Yerel seçimler öncesi başkanın eşine saldıran, seçim bürosunu dağıtanlar ortaya çıkarılamadı. Acaba neden …?
Haber Giriş Tarihi: 20.09.2011 10:43
Haber Güncellenme Tarihi: 01.01.1970 02:00
Kaynak:
Haber Merkezi
adaninsesi.com
Kuşadası Belediye Başkanı Esat
Altungün’ün medya tetikçisi, kalemşoru Bülent Özipek, yine kendine yakışan bir yazıyla
bana saldırdı. Verilen emri, direktifi yerine getirdi. Yazısında sadece onun
ağzına yakışacak “b.k” gibi çirkin kelimeler, cümleler kullandı. Seviyesi,
kişiliği, insani duyguları, ahlaki değerleri, dürüstlüğünü göz önüne aldığımda
ona yanıt vermeyi kendime yediremiyorum.Bu nedenle o saldırdıkça, onu medya
tetikçisi olarak kullanan Altungün’e yanıt veriyorum.
Ancak,
medya tetikçisine tek bir konuda yanıt vereceğim. Hem kendisinin hem de benim
evlatlarımı çirkin söylemlerine konu ettiği için… Bak Özipek; sen evlat
sevgisi, aile sıcaklığı, mutluluk gibi kavramlara uzak olabilirsin. Senin
deyiminle yetiştirme yurtlarında
sevgisiz büyümüş, insanlardan nefret etmene neden olacak şeyler yaşamış
olabilirsin.. Ama hiçbir şey için evlatlarını öne sürme, o kadar da
alçalma. O iki evladın üzerine yemin
etme. Çocukları ortaya
attığın için ilk ve son defa sana yanıt veriyorum. 1-Ben söylediğin siyasi
oluşumun Aydın temsilcisini aramadım, genel başkanını aradım. 2-Kimse beni
masadan kaldırmadı, benden yüzleşme için o siyasi oluşumun merkezine gelmem
istendi, masadaki belediye başkanına söyledikten sonra kendim gittim. Buna
konunun tüm muhatapları, ve seninde saydığın onlarca kişi şahittir.Sen ya
bilerek yalan söylüyor,olayı başka yöne saptırmaya çalışıyorsun, fazla zaman kaybetmeden bir doktora görün. O ortaya meze yaptığın evlatların senin
emeğinle olmazsa da bu ülkenin yetiştirdiği gençler. Senin çocukların bile olsa
onlara bedduaya izin vermem. Tarsus ile
ilgili konuda da ısrarlıyım. Söylediğini ispat etmeyen, ima dahi eden
“şerefsiz, namusuz ve ahlaksızdır.”

● Görev listesi:
(A) Kayıtların ilk satırından başlayıp "454, 278, 474]" bulunan satıra kadar giden satırları, o satır da dahil olmak üzere, yeniden yaz ve içlerindeki "section-heading" ifadesini "subheading" olarak güncelle. Bu satırlarda başka hiçbir şeyi değiştirme.
(B) Bülent Özipek'e yanıt veren köşe yazısını son cümlesinden sonra sürdür.

(Sayfa öğesi açıklamaları)
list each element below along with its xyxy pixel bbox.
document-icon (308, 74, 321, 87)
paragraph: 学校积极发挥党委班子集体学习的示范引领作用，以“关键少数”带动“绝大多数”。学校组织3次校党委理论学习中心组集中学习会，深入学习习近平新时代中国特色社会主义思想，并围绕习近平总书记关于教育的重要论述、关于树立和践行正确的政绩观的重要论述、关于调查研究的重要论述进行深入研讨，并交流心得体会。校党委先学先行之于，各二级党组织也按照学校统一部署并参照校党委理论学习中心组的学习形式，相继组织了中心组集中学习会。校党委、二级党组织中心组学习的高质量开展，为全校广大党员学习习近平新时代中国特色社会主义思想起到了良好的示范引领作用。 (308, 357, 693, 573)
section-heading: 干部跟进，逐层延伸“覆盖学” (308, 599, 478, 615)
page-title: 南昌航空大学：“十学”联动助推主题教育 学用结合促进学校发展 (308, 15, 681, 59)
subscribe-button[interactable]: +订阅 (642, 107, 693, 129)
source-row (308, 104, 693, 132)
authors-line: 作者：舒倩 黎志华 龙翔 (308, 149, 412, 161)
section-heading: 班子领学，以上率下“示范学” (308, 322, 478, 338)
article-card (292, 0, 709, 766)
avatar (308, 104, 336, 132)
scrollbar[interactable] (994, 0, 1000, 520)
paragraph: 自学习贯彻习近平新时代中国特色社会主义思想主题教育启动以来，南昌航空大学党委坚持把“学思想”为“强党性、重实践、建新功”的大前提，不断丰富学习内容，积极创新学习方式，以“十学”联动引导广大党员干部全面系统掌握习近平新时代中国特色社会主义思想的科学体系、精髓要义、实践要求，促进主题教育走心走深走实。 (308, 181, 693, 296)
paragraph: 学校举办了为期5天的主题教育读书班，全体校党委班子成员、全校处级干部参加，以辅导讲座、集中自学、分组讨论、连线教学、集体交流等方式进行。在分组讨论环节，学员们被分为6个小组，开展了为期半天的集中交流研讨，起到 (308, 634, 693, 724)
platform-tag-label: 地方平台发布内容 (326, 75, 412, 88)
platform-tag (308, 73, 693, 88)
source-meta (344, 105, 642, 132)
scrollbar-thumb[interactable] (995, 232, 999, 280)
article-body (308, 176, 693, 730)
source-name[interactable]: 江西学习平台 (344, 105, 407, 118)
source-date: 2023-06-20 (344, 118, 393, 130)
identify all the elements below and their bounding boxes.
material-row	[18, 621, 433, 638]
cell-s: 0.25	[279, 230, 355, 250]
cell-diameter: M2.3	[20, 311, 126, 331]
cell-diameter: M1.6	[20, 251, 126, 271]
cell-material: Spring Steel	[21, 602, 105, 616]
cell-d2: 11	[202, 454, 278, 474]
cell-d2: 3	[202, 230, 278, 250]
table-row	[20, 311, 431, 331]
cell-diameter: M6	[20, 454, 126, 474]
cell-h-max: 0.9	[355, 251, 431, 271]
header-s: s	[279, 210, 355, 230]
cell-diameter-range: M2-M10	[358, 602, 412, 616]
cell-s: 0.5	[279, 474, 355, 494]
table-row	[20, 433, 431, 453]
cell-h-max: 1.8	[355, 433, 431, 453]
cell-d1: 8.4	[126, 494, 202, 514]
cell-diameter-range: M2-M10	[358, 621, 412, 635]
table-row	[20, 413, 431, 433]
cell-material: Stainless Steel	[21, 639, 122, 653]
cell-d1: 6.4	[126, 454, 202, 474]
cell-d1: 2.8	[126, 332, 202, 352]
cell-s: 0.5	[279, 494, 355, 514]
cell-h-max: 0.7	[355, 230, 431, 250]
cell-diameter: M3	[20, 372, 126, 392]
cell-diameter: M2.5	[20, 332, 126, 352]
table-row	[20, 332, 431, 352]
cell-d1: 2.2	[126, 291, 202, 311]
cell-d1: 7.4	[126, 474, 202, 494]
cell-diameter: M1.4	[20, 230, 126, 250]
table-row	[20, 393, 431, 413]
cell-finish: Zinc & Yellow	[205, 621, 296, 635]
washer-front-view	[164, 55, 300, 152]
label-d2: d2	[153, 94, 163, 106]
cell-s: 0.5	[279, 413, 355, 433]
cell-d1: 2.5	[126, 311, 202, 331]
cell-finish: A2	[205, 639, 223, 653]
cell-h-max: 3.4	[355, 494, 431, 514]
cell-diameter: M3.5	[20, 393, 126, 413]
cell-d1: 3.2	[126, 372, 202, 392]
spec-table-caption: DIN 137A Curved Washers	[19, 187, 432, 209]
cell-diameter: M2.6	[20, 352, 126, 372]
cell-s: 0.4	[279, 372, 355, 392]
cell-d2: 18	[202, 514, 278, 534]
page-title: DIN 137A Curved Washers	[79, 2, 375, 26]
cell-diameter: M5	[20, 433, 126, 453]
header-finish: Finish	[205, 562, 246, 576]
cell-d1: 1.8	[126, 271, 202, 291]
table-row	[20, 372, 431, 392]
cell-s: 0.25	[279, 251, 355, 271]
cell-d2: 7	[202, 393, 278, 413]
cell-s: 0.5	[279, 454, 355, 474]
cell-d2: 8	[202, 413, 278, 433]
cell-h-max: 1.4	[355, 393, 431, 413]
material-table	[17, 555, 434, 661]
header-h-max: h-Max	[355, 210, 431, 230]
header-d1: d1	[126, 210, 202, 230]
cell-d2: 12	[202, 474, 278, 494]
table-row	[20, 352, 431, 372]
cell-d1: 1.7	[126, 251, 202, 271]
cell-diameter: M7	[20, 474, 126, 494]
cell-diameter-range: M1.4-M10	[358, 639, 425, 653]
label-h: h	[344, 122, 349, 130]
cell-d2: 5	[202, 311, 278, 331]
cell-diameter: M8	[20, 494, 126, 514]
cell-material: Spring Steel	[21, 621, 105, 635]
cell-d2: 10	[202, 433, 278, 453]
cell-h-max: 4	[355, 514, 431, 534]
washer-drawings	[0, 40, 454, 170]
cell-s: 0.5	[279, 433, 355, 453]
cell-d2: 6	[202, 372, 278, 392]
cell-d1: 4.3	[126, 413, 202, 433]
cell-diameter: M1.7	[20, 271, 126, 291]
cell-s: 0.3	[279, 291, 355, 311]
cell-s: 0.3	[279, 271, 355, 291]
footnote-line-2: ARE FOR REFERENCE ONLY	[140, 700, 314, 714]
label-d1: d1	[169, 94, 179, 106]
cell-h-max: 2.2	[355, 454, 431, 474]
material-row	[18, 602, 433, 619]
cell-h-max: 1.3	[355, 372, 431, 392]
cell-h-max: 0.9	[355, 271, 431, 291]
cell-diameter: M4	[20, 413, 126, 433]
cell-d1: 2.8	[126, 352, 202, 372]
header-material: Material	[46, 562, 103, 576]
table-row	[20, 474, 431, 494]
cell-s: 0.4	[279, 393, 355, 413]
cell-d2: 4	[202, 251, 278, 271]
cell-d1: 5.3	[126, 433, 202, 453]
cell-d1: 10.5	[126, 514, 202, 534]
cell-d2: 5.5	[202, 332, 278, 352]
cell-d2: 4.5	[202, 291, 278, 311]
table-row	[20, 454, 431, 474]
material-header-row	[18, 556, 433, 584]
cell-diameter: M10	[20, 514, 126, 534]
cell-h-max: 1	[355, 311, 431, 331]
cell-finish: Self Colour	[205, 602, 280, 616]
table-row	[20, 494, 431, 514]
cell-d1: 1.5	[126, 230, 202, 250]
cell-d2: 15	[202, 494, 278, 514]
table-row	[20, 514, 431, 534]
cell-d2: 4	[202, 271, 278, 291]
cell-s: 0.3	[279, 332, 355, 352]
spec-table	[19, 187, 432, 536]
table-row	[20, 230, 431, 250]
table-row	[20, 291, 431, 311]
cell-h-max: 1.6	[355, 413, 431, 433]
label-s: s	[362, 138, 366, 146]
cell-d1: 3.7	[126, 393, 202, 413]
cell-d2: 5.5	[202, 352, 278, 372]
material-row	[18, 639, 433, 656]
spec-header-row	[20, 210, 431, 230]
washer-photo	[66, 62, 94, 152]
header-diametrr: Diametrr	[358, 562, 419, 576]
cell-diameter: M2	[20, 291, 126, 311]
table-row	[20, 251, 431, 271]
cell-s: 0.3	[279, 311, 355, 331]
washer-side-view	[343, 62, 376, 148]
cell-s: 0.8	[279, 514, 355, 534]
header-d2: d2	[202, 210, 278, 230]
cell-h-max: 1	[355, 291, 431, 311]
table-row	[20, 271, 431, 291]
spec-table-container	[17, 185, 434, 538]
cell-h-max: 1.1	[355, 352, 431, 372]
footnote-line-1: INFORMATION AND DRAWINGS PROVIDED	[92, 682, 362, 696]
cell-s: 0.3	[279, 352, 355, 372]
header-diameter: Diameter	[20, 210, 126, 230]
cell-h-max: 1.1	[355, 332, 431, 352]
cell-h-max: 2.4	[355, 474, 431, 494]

● Görev yanıtları:
(A)
list each element below along with its xyxy pixel bbox.
document-icon (308, 74, 321, 87)
paragraph: 学校积极发挥党委班子集体学习的示范引领作用，以“关键少数”带动“绝大多数”。学校组织3次校党委理论学习中心组集中学习会，深入学习习近平新时代中国特色社会主义思想，并围绕习近平总书记关于教育的重要论述、关于树立和践行正确的政绩观的重要论述、关于调查研究的重要论述进行深入研讨，并交流心得体会。校党委先学先行之于，各二级党组织也按照学校统一部署并参照校党委理论学习中心组的学习形式，相继组织了中心组集中学习会。校党委、二级党组织中心组学习的高质量开展，为全校广大党员学习习近平新时代中国特色社会主义思想起到了良好的示范引领作用。 (308, 357, 693, 573)
subheading: 干部跟进，逐层延伸“覆盖学” (308, 599, 478, 615)
page-title: 南昌航空大学：“十学”联动助推主题教育 学用结合促进学校发展 (308, 15, 681, 59)
subscribe-button[interactable]: +订阅 (642, 107, 693, 129)
source-row (308, 104, 693, 132)
authors-line: 作者：舒倩 黎志华 龙翔 (308, 149, 412, 161)
subheading: 班子领学，以上率下“示范学” (308, 322, 478, 338)
article-card (292, 0, 709, 766)
avatar (308, 104, 336, 132)
scrollbar[interactable] (994, 0, 1000, 520)
paragraph: 自学习贯彻习近平新时代中国特色社会主义思想主题教育启动以来，南昌航空大学党委坚持把“学思想”为“强党性、重实践、建新功”的大前提，不断丰富学习内容，积极创新学习方式，以“十学”联动引导广大党员干部全面系统掌握习近平新时代中国特色社会主义思想的科学体系、精髓要义、实践要求，促进主题教育走心走深走实。 (308, 181, 693, 296)
paragraph: 学校举办了为期5天的主题教育读书班，全体校党委班子成员、全校处级干部参加，以辅导讲座、集中自学、分组讨论、连线教学、集体交流等方式进行。在分组讨论环节，学员们被分为6个小组，开展了为期半天的集中交流研讨，起到 (308, 634, 693, 724)
platform-tag-label: 地方平台发布内容 (326, 75, 412, 88)
platform-tag (308, 73, 693, 88)
source-meta (344, 105, 642, 132)
scrollbar-thumb[interactable] (995, 232, 999, 280)
article-body (308, 176, 693, 730)
source-name[interactable]: 江西学习平台 (344, 105, 407, 118)
source-date: 2023-06-20 (344, 118, 393, 130)
identify all the elements below and their bounding boxes.
material-row	[18, 621, 433, 638]
cell-s: 0.25	[279, 230, 355, 250]
cell-diameter: M2.3	[20, 311, 126, 331]
cell-diameter: M1.6	[20, 251, 126, 271]
cell-material: Spring Steel	[21, 602, 105, 616]
cell-d2: 11	[202, 454, 278, 474]

(B)
Şimdi
gelelim belediye başkanı Esat Altungün’e…
DBÖ (Derin
Belediye Örgütü) beni fiili olarak susturmadığı sürece, ben konuşmaya,
gerçekleri Kuşadası kamuoyuna aktarmaya devam edeceğim. Onun gerçek yüzünü
herkes görse de, bilinmeyen yönlerini anlatmaya devam edeceğim.
Makyavel,
“amaca ulaşmak için her araç mübahtır” der. Ünlü İtalyan politikacı ve yazara
göre, önemli olan insani, ahlaki, kültürel, dinsel
veya başka değer yargıları değildir, sadece ve sadece amaca ulaşmaktır.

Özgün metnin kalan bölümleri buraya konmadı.